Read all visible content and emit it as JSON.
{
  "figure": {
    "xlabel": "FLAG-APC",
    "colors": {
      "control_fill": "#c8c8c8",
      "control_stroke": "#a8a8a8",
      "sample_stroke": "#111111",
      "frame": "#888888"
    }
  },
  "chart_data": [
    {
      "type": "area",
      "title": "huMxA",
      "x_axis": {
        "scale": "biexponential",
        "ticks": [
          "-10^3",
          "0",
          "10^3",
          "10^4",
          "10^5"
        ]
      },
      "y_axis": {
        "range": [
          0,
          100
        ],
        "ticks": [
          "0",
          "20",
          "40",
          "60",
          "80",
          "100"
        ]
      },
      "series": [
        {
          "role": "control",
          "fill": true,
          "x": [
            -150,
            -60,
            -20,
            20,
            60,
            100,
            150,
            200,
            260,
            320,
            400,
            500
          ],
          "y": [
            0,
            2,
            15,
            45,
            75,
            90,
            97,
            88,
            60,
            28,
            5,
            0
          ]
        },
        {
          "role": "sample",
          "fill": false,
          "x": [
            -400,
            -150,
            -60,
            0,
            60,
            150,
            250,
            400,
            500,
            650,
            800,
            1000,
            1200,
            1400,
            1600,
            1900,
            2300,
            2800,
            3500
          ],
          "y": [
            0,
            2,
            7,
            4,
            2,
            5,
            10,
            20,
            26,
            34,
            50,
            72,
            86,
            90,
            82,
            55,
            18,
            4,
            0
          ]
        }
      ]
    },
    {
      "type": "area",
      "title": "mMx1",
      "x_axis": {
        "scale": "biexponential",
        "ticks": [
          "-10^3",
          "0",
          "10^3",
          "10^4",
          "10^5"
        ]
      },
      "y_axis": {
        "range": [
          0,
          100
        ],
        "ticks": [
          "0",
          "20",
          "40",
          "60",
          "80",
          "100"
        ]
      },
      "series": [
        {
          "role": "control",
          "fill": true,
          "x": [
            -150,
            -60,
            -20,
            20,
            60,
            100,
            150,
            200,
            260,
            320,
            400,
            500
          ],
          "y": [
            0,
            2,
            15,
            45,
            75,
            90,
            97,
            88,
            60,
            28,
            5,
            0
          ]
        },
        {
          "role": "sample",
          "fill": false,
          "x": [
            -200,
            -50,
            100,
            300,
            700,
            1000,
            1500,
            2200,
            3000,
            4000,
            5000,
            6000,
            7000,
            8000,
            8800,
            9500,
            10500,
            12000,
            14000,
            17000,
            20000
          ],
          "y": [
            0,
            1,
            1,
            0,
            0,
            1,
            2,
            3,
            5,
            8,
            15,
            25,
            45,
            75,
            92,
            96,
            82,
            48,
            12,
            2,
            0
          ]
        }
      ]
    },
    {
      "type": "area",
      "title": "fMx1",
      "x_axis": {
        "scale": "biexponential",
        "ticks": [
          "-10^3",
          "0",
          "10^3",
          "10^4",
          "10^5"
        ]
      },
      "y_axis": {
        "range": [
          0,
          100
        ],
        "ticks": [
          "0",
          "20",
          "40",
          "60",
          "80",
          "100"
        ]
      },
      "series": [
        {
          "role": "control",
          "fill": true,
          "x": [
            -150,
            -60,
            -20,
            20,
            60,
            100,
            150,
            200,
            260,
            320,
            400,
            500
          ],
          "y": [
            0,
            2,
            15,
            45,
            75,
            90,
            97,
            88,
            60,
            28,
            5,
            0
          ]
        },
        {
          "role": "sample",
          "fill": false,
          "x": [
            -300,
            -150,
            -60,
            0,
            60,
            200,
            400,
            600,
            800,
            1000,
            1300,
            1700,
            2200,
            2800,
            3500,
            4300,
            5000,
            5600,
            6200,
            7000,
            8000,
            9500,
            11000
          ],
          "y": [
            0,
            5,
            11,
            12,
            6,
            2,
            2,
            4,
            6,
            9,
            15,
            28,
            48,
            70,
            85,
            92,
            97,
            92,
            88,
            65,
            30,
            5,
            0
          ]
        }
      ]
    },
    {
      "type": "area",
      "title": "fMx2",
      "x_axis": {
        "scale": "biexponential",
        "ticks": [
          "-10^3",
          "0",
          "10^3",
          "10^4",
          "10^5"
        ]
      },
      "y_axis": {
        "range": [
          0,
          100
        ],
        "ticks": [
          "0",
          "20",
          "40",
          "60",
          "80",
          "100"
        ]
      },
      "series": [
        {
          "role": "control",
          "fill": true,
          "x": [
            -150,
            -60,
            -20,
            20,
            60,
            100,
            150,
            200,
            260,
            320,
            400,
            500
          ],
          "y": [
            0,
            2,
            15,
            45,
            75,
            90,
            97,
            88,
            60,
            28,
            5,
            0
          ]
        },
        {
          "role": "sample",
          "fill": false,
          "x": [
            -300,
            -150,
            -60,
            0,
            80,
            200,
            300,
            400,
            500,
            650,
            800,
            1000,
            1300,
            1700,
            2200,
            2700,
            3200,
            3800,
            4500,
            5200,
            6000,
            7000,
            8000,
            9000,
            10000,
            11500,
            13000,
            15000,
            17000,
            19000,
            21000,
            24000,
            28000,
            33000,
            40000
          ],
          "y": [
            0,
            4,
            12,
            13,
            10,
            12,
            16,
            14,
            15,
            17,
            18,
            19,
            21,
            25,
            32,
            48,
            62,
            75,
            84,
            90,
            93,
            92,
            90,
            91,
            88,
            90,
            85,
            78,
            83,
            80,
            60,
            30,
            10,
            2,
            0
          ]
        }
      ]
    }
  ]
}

•••

**Requirement**
Exactly reproduce every record.

**Complete response**
Read all visible content and emit it as JSON.
{
  "figure": {
    "xlabel": "FLAG-APC",
    "colors": {
      "control_fill": "#c8c8c8",
      "control_stroke": "#a8a8a8",
      "sample_stroke": "#111111",
      "frame": "#888888"
    }
  },
  "chart_data": [
    {
      "type": "area",
      "title": "huMxA",
      "x_axis": {
        "scale": "biexponential",
        "ticks": [
          "-10^3",
          "0",
          "10^3",
          "10^4",
          "10^5"
        ]
      },
      "y_axis": {
        "range": [
          0,
          100
        ],
        "ticks": [
          "0",
          "20",
          "40",
          "60",
          "80",
          "100"
        ]
      },
      "series": [
        {
          "role": "control",
          "fill": true,
          "x": [
            -150,
            -60,
            -20,
            20,
            60,
            100,
            150,
            200,
            260,
            320,
            400,
            500
          ],
          "y": [
            0,
            2,
            15,
            45,
            75,
            90,
            97,
            88,
            60,
            28,
            5,
            0
          ]
        },
        {
          "role": "sample",
          "fill": false,
          "x": [
            -400,
            -150,
            -60,
            0,
            60,
            150,
            250,
            400,
            500,
            650,
            800,
            1000,
            1200,
            1400,
            1600,
            1900,
            2300,
            2800,
            3500
          ],
          "y": [
            0,
            2,
            7,
            4,
            2,
            5,
            10,
            20,
            26,
            34,
            50,
            72,
            86,
            90,
            82,
            55,
            18,
            4,
            0
          ]
        }
      ]
    },
    {
      "type": "area",
      "title": "mMx1",
      "x_axis": {
        "scale": "biexponential",
        "ticks": [
          "-10^3",
          "0",
          "10^3",
          "10^4",
          "10^5"
        ]
      },
      "y_axis": {
        "range": [
          0,
          100
        ],
        "ticks": [
          "0",
          "20",
          "40",
          "60",
          "80",
          "100"
        ]
      },
      "series": [
        {
          "role": "control",
          "fill": true,
          "x": [
            -150,
            -60,
            -20,
            20,
            60,
            100,
            150,
            200,
            260,
            320,
            400,
            500
          ],
          "y": [
            0,
            2,
            15,
            45,
            75,
            90,
            97,
            88,
            60,
            28,
            5,
            0
          ]
        },
        {
          "role": "sample",
          "fill": false,
          "x": [
            -200,
            -50,
            100,
            300,
            700,
            1000,
            1500,
            2200,
            3000,
            4000,
            5000,
            6000,
            7000,
            8000,
            8800,
            9500,
            10500,
            12000,
            14000,
            17000,
            20000
          ],
          "y": [
            0,
            1,
            1,
            0,
            0,
            1,
            2,
            3,
            5,
            8,
            15,
            25,
            45,
            75,
            92,
            96,
            82,
            48,
            12,
            2,
            0
          ]
        }
      ]
    },
    {
      "type": "area",
      "title": "fMx1",
      "x_axis": {
        "scale": "biexponential",
        "ticks": [
          "-10^3",
          "0",
          "10^3",
          "10^4",
          "10^5"
        ]
      },
      "y_axis": {
        "range": [
          0,
          100
        ],
        "ticks": [
          "0",
          "20",
          "40",
          "60",
          "80",
          "100"
        ]
      },
      "series": [
        {
          "role": "control",
          "fill": true,
          "x": [
            -150,
            -60,
            -20,
            20,
            60,
            100,
            150,
            200,
            260,
            320,
            400,
            500
          ],
          "y": [
            0,
            2,
            15,
            45,
            75,
            90,
            97,
            88,
            60,
            28,
            5,
            0
          ]
        },
        {
          "role": "sample",
          "fill": false,
          "x": [
            -300,
            -150,
            -60,
            0,
            60,
            200,
            400,
            600,
            800,
            1000,
            1300,
            1700,
            2200,
            2800,
            3500,
            4300,
            5000,
            5600,
            6200,
            7000,
            8000,
            9500,
            11000
          ],
          "y": [
            0,
            5,
            11,
            12,
            6,
            2,
            2,
            4,
            6,
            9,
            15,
            28,
            48,
            70,
            85,
            92,
            97,
            92,
            88,
            65,
            30,
            5,
            0
          ]
        }
      ]
    },
    {
      "type": "area",
      "title": "fMx2",
      "x_axis": {
        "scale": "biexponential",
        "ticks": [
          "-10^3",
          "0",
          "10^3",
          "10^4",
          "10^5"
        ]
      },
      "y_axis": {
        "range": [
          0,
          100
        ],
        "ticks": [
          "0",
          "20",
          "40",
          "60",
          "80",
          "100"
        ]
      },
      "series": [
        {
          "role": "control",
          "fill": true,
          "x": [
            -150,
            -60,
            -20,
            20,
            60,
            100,
            150,
            200,
            260,
            320,
            400,
            500
          ],
          "y": [
            0,
            2,
            15,
            45,
            75,
            90,
            97,
            88,
            60,
            28,
            5,
            0
          ]
        },
        {
          "role": "sample",
          "fill": false,
          "x": [
            -300,
            -150,
            -60,
            0,
            80,
            200,
            300,
            400,
            500,
            650,
            800,
            1000,
            1300,
            1700,
            2200,
            2700,
            3200,
            3800,
            4500,
            5200,
            6000,
            7000,
            8000,
            9000,
            10000,
            11500,
            13000,
            15000,
            17000,
            19000,
            21000,
            24000,
            28000,
            33000,
            40000
          ],
          "y": [
            0,
            4,
            12,
            13,
            10,
            12,
            16,
            14,
            15,
            17,
            18,
            19,
            21,
            25,
            32,
            48,
            62,
            75,
            84,
            90,
            93,
            92,
            90,
            91,
            88,
            90,
            85,
            78,
            83,
            80,
            60,
            30,
            10,
            2,
            0
          ]
        }
      ]
    }
  ]
}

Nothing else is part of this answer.